PROMPT ::
What follows is a set of entries. Give them again exactly, without the pictures.

(Stored items)
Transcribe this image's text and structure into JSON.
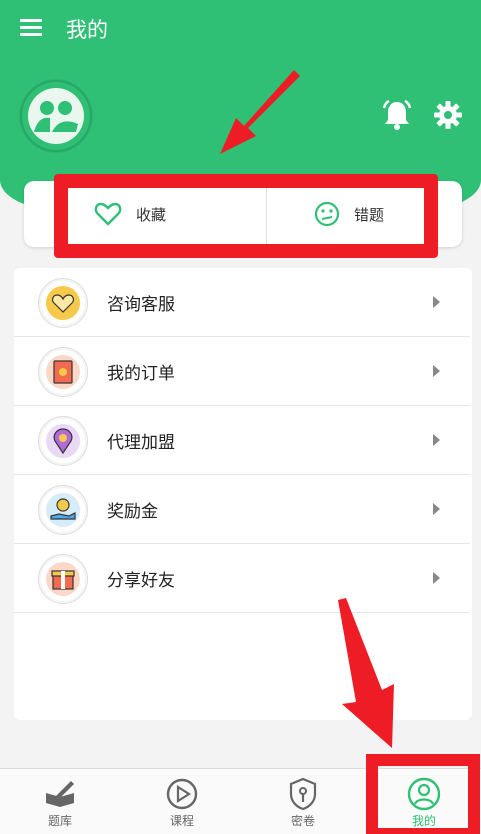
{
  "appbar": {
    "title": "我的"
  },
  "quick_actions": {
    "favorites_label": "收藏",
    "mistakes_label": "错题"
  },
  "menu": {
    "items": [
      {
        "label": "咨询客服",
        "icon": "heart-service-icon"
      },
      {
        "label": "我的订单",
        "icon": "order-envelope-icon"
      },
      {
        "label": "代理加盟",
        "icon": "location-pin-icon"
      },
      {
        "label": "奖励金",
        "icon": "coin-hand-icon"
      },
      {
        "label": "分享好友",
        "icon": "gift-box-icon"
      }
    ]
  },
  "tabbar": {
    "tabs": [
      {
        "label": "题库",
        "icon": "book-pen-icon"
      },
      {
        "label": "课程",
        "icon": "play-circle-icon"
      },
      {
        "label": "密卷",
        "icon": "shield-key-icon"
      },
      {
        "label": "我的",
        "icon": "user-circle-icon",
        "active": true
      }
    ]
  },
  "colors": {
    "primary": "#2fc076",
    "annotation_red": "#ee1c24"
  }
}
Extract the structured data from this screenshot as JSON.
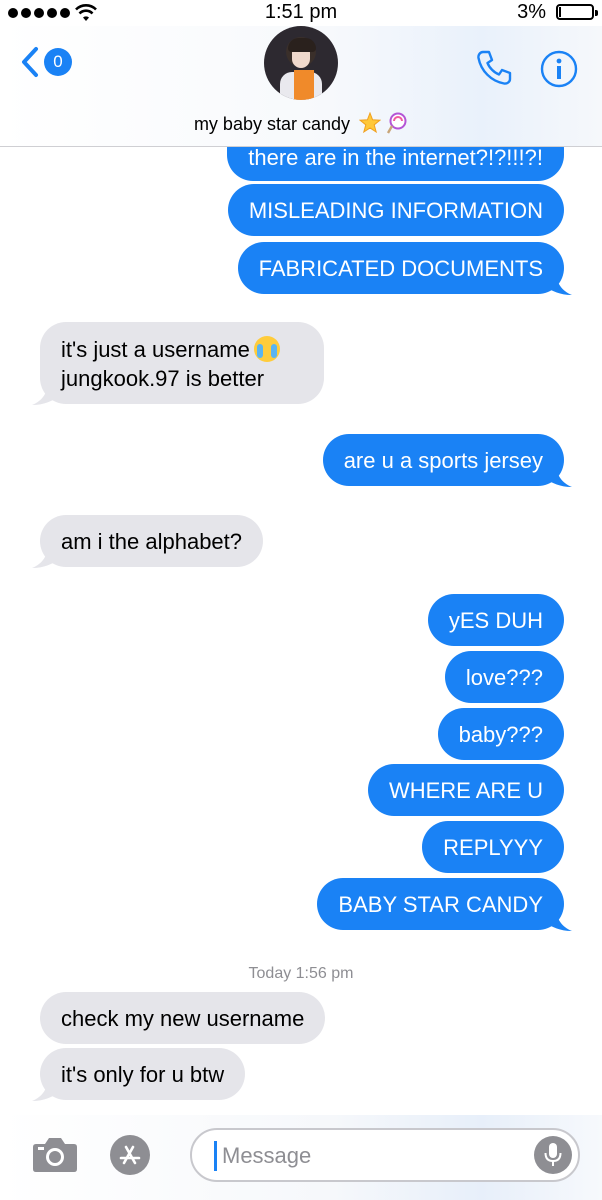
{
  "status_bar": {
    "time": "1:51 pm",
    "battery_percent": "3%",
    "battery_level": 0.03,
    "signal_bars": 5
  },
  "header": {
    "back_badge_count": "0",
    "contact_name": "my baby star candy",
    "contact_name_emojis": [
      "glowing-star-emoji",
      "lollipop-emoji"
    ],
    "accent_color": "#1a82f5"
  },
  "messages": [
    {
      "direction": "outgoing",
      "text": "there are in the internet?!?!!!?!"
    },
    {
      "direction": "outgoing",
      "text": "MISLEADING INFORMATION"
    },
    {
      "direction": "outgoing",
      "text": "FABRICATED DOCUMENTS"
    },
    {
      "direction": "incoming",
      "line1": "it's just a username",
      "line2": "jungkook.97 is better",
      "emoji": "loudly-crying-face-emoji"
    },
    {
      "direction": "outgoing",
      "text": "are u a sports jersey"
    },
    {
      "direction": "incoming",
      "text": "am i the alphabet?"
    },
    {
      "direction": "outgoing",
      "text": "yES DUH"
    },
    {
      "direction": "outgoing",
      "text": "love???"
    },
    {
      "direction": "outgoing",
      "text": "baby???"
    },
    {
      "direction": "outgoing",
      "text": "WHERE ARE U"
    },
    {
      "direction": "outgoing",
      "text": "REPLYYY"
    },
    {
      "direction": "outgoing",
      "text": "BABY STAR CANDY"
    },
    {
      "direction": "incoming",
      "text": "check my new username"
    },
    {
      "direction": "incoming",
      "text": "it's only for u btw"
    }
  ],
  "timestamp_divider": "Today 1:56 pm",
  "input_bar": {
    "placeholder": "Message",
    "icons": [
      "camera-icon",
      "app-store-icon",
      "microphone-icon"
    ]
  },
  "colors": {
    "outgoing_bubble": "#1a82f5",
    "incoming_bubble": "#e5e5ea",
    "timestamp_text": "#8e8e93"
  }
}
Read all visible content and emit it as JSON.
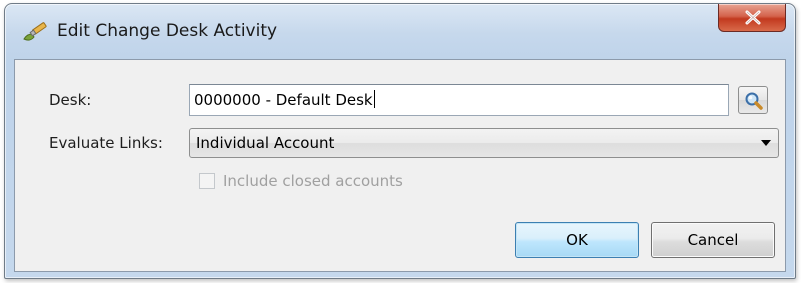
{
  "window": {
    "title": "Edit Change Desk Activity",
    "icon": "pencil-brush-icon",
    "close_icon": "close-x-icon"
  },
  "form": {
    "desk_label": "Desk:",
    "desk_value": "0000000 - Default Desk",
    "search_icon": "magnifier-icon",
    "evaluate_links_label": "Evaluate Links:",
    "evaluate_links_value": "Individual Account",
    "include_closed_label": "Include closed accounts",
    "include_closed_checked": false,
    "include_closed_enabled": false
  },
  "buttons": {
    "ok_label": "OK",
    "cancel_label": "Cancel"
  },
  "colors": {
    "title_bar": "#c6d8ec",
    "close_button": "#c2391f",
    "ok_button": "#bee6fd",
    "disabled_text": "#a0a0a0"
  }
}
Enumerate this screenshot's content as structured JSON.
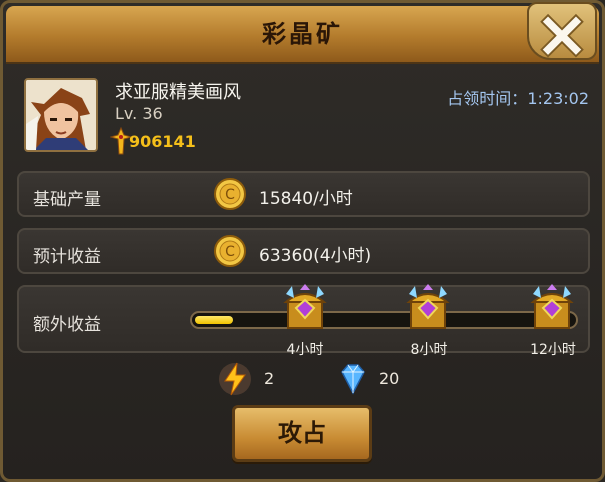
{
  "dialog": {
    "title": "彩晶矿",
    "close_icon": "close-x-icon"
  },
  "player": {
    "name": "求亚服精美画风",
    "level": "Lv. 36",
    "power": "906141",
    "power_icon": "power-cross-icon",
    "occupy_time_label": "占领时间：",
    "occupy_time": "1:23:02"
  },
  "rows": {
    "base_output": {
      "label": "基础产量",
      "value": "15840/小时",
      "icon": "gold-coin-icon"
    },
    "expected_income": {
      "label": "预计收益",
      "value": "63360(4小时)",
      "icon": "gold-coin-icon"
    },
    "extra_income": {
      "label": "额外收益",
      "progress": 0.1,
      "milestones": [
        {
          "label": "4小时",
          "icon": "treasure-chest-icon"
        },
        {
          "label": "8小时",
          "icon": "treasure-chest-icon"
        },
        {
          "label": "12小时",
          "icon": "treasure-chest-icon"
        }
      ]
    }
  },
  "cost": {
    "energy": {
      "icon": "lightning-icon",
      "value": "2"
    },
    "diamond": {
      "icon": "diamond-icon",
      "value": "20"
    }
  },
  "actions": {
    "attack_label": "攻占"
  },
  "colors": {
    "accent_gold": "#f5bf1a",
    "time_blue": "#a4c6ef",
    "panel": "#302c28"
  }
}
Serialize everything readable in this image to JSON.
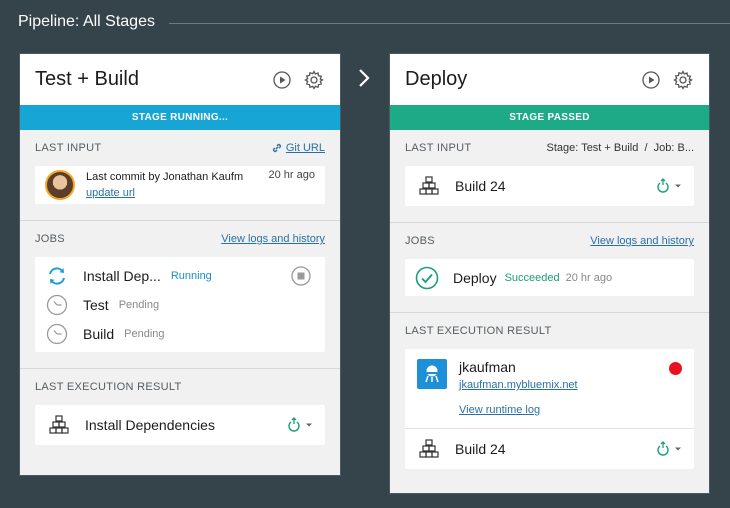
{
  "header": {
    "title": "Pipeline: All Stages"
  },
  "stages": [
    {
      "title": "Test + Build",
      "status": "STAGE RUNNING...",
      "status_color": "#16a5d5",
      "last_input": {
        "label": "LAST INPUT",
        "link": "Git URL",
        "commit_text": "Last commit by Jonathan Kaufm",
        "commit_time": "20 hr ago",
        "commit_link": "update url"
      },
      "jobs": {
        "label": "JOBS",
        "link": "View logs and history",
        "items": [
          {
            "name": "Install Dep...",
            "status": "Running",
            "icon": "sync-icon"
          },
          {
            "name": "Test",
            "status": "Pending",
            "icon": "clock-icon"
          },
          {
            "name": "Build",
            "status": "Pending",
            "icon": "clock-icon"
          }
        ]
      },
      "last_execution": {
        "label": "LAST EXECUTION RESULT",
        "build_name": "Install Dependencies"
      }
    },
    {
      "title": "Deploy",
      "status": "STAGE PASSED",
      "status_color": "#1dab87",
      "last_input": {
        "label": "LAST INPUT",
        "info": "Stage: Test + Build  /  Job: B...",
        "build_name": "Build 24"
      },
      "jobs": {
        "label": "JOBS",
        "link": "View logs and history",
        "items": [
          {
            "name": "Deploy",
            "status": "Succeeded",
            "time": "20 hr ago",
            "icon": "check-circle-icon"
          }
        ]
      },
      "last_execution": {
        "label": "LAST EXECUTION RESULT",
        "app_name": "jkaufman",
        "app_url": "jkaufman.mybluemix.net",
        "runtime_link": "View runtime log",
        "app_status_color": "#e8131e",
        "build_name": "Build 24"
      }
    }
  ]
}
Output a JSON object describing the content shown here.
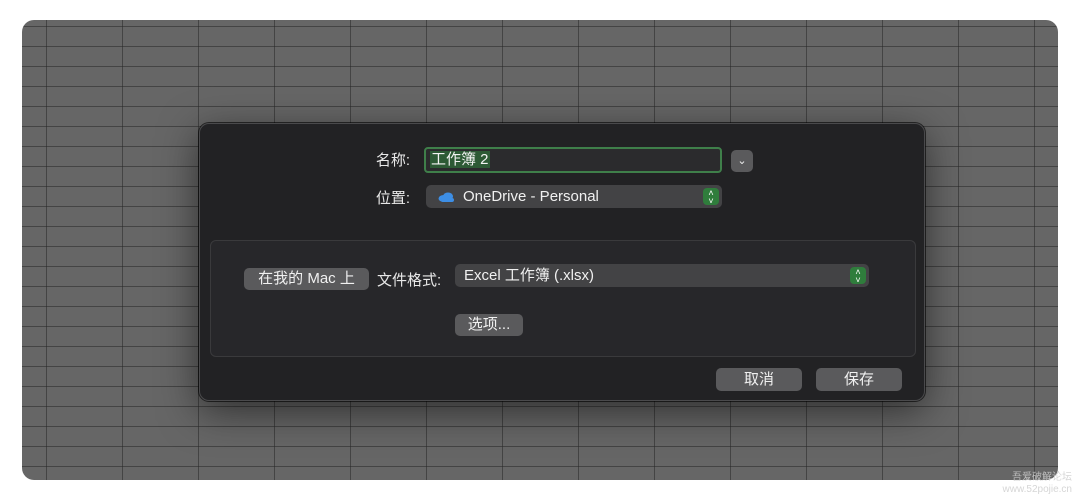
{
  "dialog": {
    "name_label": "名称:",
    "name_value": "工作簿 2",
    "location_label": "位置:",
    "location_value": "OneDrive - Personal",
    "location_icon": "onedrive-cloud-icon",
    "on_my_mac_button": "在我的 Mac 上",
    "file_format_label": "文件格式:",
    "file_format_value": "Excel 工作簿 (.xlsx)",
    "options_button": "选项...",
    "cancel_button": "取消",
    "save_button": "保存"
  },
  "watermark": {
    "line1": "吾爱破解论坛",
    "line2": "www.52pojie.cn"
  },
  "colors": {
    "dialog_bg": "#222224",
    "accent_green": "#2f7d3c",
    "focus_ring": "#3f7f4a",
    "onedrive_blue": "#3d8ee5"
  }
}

ANSWER TO THIS PROBLEM ::
Transcribe this image's text and structure into JSON.
{
  "appbar": {
    "title": "我的"
  },
  "quick_actions": {
    "favorites_label": "收藏",
    "mistakes_label": "错题"
  },
  "menu": {
    "items": [
      {
        "label": "咨询客服",
        "icon": "heart-service-icon"
      },
      {
        "label": "我的订单",
        "icon": "order-envelope-icon"
      },
      {
        "label": "代理加盟",
        "icon": "location-pin-icon"
      },
      {
        "label": "奖励金",
        "icon": "coin-hand-icon"
      },
      {
        "label": "分享好友",
        "icon": "gift-box-icon"
      }
    ]
  },
  "tabbar": {
    "tabs": [
      {
        "label": "题库",
        "icon": "book-pen-icon"
      },
      {
        "label": "课程",
        "icon": "play-circle-icon"
      },
      {
        "label": "密卷",
        "icon": "shield-key-icon"
      },
      {
        "label": "我的",
        "icon": "user-circle-icon",
        "active": true
      }
    ]
  },
  "colors": {
    "primary": "#2fc076",
    "annotation_red": "#ee1c24"
  }
}
Extract the structured data from this screenshot as JSON.
{
  "status_bar": {
    "time": "1:51 pm",
    "battery_percent": "3%",
    "battery_level": 0.03,
    "signal_bars": 5
  },
  "header": {
    "back_badge_count": "0",
    "contact_name": "my baby star candy",
    "contact_name_emojis": [
      "glowing-star-emoji",
      "lollipop-emoji"
    ],
    "accent_color": "#1a82f5"
  },
  "messages": [
    {
      "direction": "outgoing",
      "text": "there are in the internet?!?!!!?!"
    },
    {
      "direction": "outgoing",
      "text": "MISLEADING INFORMATION"
    },
    {
      "direction": "outgoing",
      "text": "FABRICATED DOCUMENTS"
    },
    {
      "direction": "incoming",
      "line1": "it's just a username",
      "line2": "jungkook.97 is better",
      "emoji": "loudly-crying-face-emoji"
    },
    {
      "direction": "outgoing",
      "text": "are u a sports jersey"
    },
    {
      "direction": "incoming",
      "text": "am i the alphabet?"
    },
    {
      "direction": "outgoing",
      "text": "yES DUH"
    },
    {
      "direction": "outgoing",
      "text": "love???"
    },
    {
      "direction": "outgoing",
      "text": "baby???"
    },
    {
      "direction": "outgoing",
      "text": "WHERE ARE U"
    },
    {
      "direction": "outgoing",
      "text": "REPLYYY"
    },
    {
      "direction": "outgoing",
      "text": "BABY STAR CANDY"
    },
    {
      "direction": "incoming",
      "text": "check my new username"
    },
    {
      "direction": "incoming",
      "text": "it's only for u btw"
    }
  ],
  "timestamp_divider": "Today 1:56 pm",
  "input_bar": {
    "placeholder": "Message",
    "icons": [
      "camera-icon",
      "app-store-icon",
      "microphone-icon"
    ]
  },
  "colors": {
    "outgoing_bubble": "#1a82f5",
    "incoming_bubble": "#e5e5ea",
    "timestamp_text": "#8e8e93"
  }
}
Read all visible content and emit it as JSON.
{
  "window": {
    "title": "Edit Change Desk Activity",
    "icon": "pencil-brush-icon",
    "close_icon": "close-x-icon"
  },
  "form": {
    "desk_label": "Desk:",
    "desk_value": "0000000 - Default Desk",
    "search_icon": "magnifier-icon",
    "evaluate_links_label": "Evaluate Links:",
    "evaluate_links_value": "Individual Account",
    "include_closed_label": "Include closed accounts",
    "include_closed_checked": false,
    "include_closed_enabled": false
  },
  "buttons": {
    "ok_label": "OK",
    "cancel_label": "Cancel"
  },
  "colors": {
    "title_bar": "#c6d8ec",
    "close_button": "#c2391f",
    "ok_button": "#bee6fd",
    "disabled_text": "#a0a0a0"
  }
}
Enumerate this screenshot's content as structured JSON.
{
  "dialog": {
    "title": "彩晶矿",
    "close_icon": "close-x-icon"
  },
  "player": {
    "name": "求亚服精美画风",
    "level": "Lv. 36",
    "power": "906141",
    "power_icon": "power-cross-icon",
    "occupy_time_label": "占领时间：",
    "occupy_time": "1:23:02"
  },
  "rows": {
    "base_output": {
      "label": "基础产量",
      "value": "15840/小时",
      "icon": "gold-coin-icon"
    },
    "expected_income": {
      "label": "预计收益",
      "value": "63360(4小时)",
      "icon": "gold-coin-icon"
    },
    "extra_income": {
      "label": "额外收益",
      "progress": 0.1,
      "milestones": [
        {
          "label": "4小时",
          "icon": "treasure-chest-icon"
        },
        {
          "label": "8小时",
          "icon": "treasure-chest-icon"
        },
        {
          "label": "12小时",
          "icon": "treasure-chest-icon"
        }
      ]
    }
  },
  "cost": {
    "energy": {
      "icon": "lightning-icon",
      "value": "2"
    },
    "diamond": {
      "icon": "diamond-icon",
      "value": "20"
    }
  },
  "actions": {
    "attack_label": "攻占"
  },
  "colors": {
    "accent_gold": "#f5bf1a",
    "time_blue": "#a4c6ef",
    "panel": "#302c28"
  }
}
Serialize everything readable in this image to JSON.
{
  "header": {
    "title": "Pipeline: All Stages"
  },
  "stages": [
    {
      "title": "Test + Build",
      "status": "STAGE RUNNING...",
      "status_color": "#16a5d5",
      "last_input": {
        "label": "LAST INPUT",
        "link": "Git URL",
        "commit_text": "Last commit by Jonathan Kaufm",
        "commit_time": "20 hr ago",
        "commit_link": "update url"
      },
      "jobs": {
        "label": "JOBS",
        "link": "View logs and history",
        "items": [
          {
            "name": "Install Dep...",
            "status": "Running",
            "icon": "sync-icon"
          },
          {
            "name": "Test",
            "status": "Pending",
            "icon": "clock-icon"
          },
          {
            "name": "Build",
            "status": "Pending",
            "icon": "clock-icon"
          }
        ]
      },
      "last_execution": {
        "label": "LAST EXECUTION RESULT",
        "build_name": "Install Dependencies"
      }
    },
    {
      "title": "Deploy",
      "status": "STAGE PASSED",
      "status_color": "#1dab87",
      "last_input": {
        "label": "LAST INPUT",
        "info": "Stage: Test + Build  /  Job: B...",
        "build_name": "Build 24"
      },
      "jobs": {
        "label": "JOBS",
        "link": "View logs and history",
        "items": [
          {
            "name": "Deploy",
            "status": "Succeeded",
            "time": "20 hr ago",
            "icon": "check-circle-icon"
          }
        ]
      },
      "last_execution": {
        "label": "LAST EXECUTION RESULT",
        "app_name": "jkaufman",
        "app_url": "jkaufman.mybluemix.net",
        "runtime_link": "View runtime log",
        "app_status_color": "#e8131e",
        "build_name": "Build 24"
      }
    }
  ]
}
Output a JSON object describing the content shown here.
{
  "dialog": {
    "name_label": "名称:",
    "name_value": "工作簿 2",
    "location_label": "位置:",
    "location_value": "OneDrive - Personal",
    "location_icon": "onedrive-cloud-icon",
    "on_my_mac_button": "在我的 Mac 上",
    "file_format_label": "文件格式:",
    "file_format_value": "Excel 工作簿 (.xlsx)",
    "options_button": "选项...",
    "cancel_button": "取消",
    "save_button": "保存"
  },
  "watermark": {
    "line1": "吾爱破解论坛",
    "line2": "www.52pojie.cn"
  },
  "colors": {
    "dialog_bg": "#222224",
    "accent_green": "#2f7d3c",
    "focus_ring": "#3f7f4a",
    "onedrive_blue": "#3d8ee5"
  }
}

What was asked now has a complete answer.